Isolate every line in the records below with "والمجلدات" in it.

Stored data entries
★ ★ ★ ★ ★ ★ ★

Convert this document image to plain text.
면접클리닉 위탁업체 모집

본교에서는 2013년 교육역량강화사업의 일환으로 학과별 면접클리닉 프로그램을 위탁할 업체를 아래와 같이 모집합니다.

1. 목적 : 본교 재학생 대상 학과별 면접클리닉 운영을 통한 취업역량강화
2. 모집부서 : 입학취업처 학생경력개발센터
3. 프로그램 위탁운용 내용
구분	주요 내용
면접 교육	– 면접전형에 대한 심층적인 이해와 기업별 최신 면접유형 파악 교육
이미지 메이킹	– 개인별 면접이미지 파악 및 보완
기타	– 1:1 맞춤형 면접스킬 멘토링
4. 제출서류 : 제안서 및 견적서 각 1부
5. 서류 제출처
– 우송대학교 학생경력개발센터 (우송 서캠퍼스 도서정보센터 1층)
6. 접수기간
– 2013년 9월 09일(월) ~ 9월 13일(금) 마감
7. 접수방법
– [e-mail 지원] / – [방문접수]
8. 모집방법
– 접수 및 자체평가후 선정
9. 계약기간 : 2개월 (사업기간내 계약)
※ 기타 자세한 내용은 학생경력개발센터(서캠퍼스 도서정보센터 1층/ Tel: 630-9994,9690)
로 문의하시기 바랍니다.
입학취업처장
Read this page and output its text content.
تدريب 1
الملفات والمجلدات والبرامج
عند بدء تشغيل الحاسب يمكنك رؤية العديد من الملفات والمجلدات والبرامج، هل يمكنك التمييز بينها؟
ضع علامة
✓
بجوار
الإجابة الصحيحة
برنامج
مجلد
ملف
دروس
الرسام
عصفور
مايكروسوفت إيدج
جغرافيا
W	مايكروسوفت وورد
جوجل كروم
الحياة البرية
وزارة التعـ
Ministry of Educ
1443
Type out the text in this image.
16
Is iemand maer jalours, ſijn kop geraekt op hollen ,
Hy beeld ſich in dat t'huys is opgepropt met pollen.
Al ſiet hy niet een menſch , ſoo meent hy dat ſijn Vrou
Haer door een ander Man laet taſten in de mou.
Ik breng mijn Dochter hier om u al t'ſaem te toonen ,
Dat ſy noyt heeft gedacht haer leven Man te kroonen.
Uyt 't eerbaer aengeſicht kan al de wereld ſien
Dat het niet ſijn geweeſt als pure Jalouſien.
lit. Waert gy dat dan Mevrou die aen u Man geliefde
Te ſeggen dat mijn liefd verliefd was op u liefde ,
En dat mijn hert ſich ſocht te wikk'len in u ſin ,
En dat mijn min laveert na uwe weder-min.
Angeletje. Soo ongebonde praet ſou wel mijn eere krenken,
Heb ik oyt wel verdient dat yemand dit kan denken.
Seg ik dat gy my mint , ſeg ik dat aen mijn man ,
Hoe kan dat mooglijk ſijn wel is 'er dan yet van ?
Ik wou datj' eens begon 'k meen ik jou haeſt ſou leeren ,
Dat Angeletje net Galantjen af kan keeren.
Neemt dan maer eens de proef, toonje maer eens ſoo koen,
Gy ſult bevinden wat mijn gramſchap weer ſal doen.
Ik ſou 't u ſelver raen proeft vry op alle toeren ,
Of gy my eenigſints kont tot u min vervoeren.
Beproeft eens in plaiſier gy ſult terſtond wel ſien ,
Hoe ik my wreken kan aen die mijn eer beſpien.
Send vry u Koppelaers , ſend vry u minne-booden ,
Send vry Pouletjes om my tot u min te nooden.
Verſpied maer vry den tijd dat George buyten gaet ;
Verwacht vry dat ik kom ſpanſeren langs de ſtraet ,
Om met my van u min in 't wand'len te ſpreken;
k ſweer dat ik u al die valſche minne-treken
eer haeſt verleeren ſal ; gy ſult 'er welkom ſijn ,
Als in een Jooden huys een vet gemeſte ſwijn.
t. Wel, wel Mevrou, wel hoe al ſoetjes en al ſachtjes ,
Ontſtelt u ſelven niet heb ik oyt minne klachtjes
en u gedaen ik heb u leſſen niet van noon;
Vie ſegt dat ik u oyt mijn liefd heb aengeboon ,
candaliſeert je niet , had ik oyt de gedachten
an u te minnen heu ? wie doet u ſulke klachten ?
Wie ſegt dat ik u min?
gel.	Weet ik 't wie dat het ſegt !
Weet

★ ★ ★ ★ ★ ★ ★

**WORKED ANSWER**
الملفات والمجلدات والبرامج
عند بدء تشغيل الحاسب يمكنك رؤية العديد من الملفات والمجلدات والبرامج، هل يمكنك التمييز بينها؟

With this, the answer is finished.